What the task asks: Leaving out the pictures, please retype each record exactly.

Entries from a dataset

════════

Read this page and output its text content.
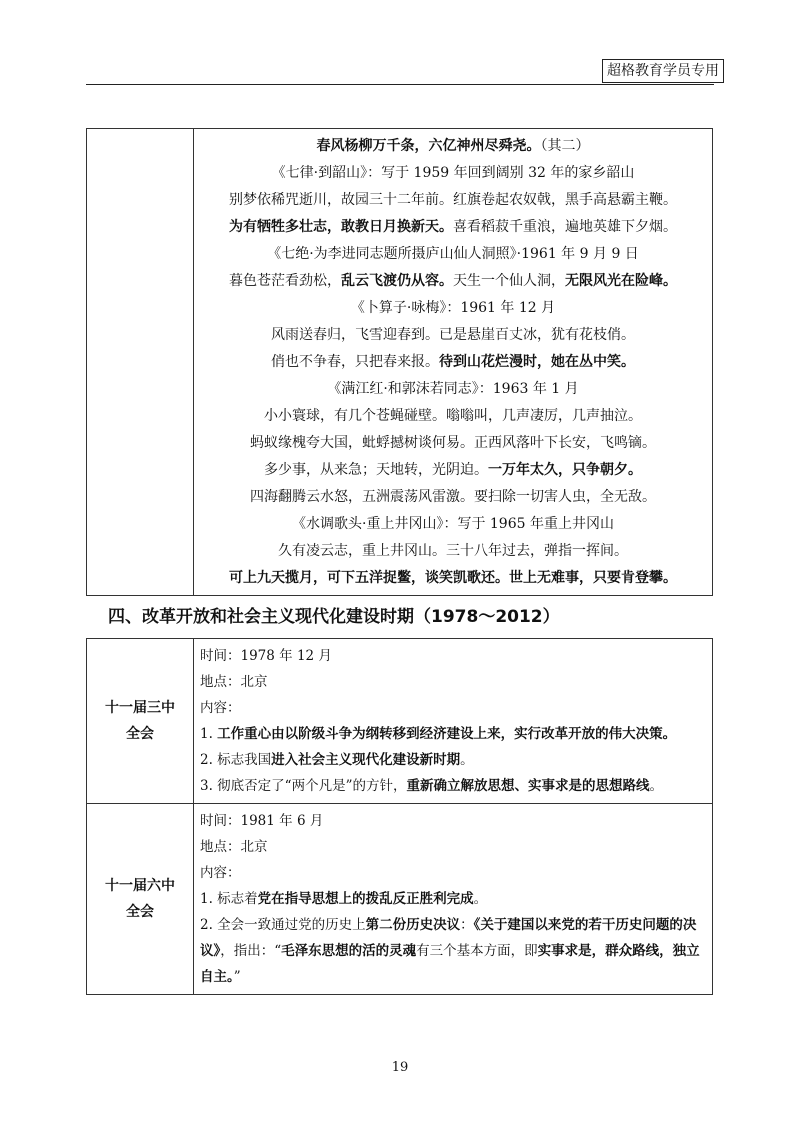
超格教育学员专用
春风杨柳万千条，六亿神州尽舜尧。（其二）
《七律·到韶山》：写于 1959 年回到阔别 32 年的家乡韶山
别梦依稀咒逝川，故园三十二年前。红旗卷起农奴戟，黑手高悬霸主鞭。
为有牺牲多壮志，敢教日月换新天。喜看稻菽千重浪，遍地英雄下夕烟。
《七绝·为李进同志题所摄庐山仙人洞照》·1961 年 9 月 9 日
暮色苍茫看劲松，乱云飞渡仍从容。天生一个仙人洞，无限风光在险峰。
《卜算子·咏梅》：1961 年 12 月
风雨送春归，飞雪迎春到。已是悬崖百丈冰，犹有花枝俏。
俏也不争春，只把春来报。待到山花烂漫时，她在丛中笑。
《满江红·和郭沫若同志》：1963 年 1 月
小小寰球，有几个苍蝇碰壁。嗡嗡叫，几声凄厉，几声抽泣。
蚂蚁缘槐夸大国，蚍蜉撼树谈何易。正西风落叶下长安，飞鸣镝。
多少事，从来急；天地转，光阴迫。一万年太久，只争朝夕。
四海翻腾云水怒，五洲震荡风雷激。要扫除一切害人虫，全无敌。
《水调歌头·重上井冈山》：写于 1965 年重上井冈山
久有凌云志，重上井冈山。三十八年过去，弹指一挥间。
可上九天揽月，可下五洋捉鳖，谈笑凯歌还。世上无难事，只要肯登攀。
四、改革开放和社会主义现代化建设时期（1978～2012）
十一届三中
全会
时间：1978 年 12 月
地点：北京
内容：
1. 工作重心由以阶级斗争为纲转移到经济建设上来，实行改革开放的伟大决策。
2. 标志我国进入社会主义现代化建设新时期。
3. 彻底否定了“两个凡是”的方针，重新确立解放思想、实事求是的思想路线。
十一届六中
全会
时间：1981 年 6 月
地点：北京
内容：
1. 标志着党在指导思想上的拨乱反正胜利完成。
2. 全会一致通过党的历史上第二份历史决议：《关于建国以来党的若干历史问题的决
议》，指出：“毛泽东思想的活的灵魂有三个基本方面，即实事求是，群众路线，独立
自主。”
19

════════

Full output:
Read this page and output its text content.
超格教育学员专用
春风杨柳万千条，六亿神州尽舜尧。（其二）
《七律·到韶山》：写于 1959 年回到阔别 32 年的家乡韶山
别梦依稀咒逝川，故园三十二年前。红旗卷起农奴戟，黑手高悬霸主鞭。
为有牺牲多壮志，敢教日月换新天。喜看稻菽千重浪，遍地英雄下夕烟。
《七绝·为李进同志题所摄庐山仙人洞照》·1961 年 9 月 9 日
暮色苍茫看劲松，乱云飞渡仍从容。天生一个仙人洞，无限风光在险峰。
《卜算子·咏梅》：1961 年 12 月
风雨送春归，飞雪迎春到。已是悬崖百丈冰，犹有花枝俏。
俏也不争春，只把春来报。待到山花烂漫时，她在丛中笑。
《满江红·和郭沫若同志》：1963 年 1 月
小小寰球，有几个苍蝇碰壁。嗡嗡叫，几声凄厉，几声抽泣。
蚂蚁缘槐夸大国，蚍蜉撼树谈何易。正西风落叶下长安，飞鸣镝。
多少事，从来急；天地转，光阴迫。一万年太久，只争朝夕。
四海翻腾云水怒，五洲震荡风雷激。要扫除一切害人虫，全无敌。
《水调歌头·重上井冈山》：写于 1965 年重上井冈山
久有凌云志，重上井冈山。三十八年过去，弹指一挥间。
可上九天揽月，可下五洋捉鳖，谈笑凯歌还。世上无难事，只要肯登攀。
四、改革开放和社会主义现代化建设时期（1978～2012）
十一届三中
全会
时间：1978 年 12 月
地点：北京
内容：
1. 工作重心由以阶级斗争为纲转移到经济建设上来，实行改革开放的伟大决策。
2. 标志我国进入社会主义现代化建设新时期。
3. 彻底否定了“两个凡是”的方针，重新确立解放思想、实事求是的思想路线。
十一届六中
全会
时间：1981 年 6 月
地点：北京
内容：
1. 标志着党在指导思想上的拨乱反正胜利完成。
2. 全会一致通过党的历史上第二份历史决议：《关于建国以来党的若干历史问题的决
议》，指出：“毛泽东思想的活的灵魂有三个基本方面，即实事求是，群众路线，独立
自主。”
19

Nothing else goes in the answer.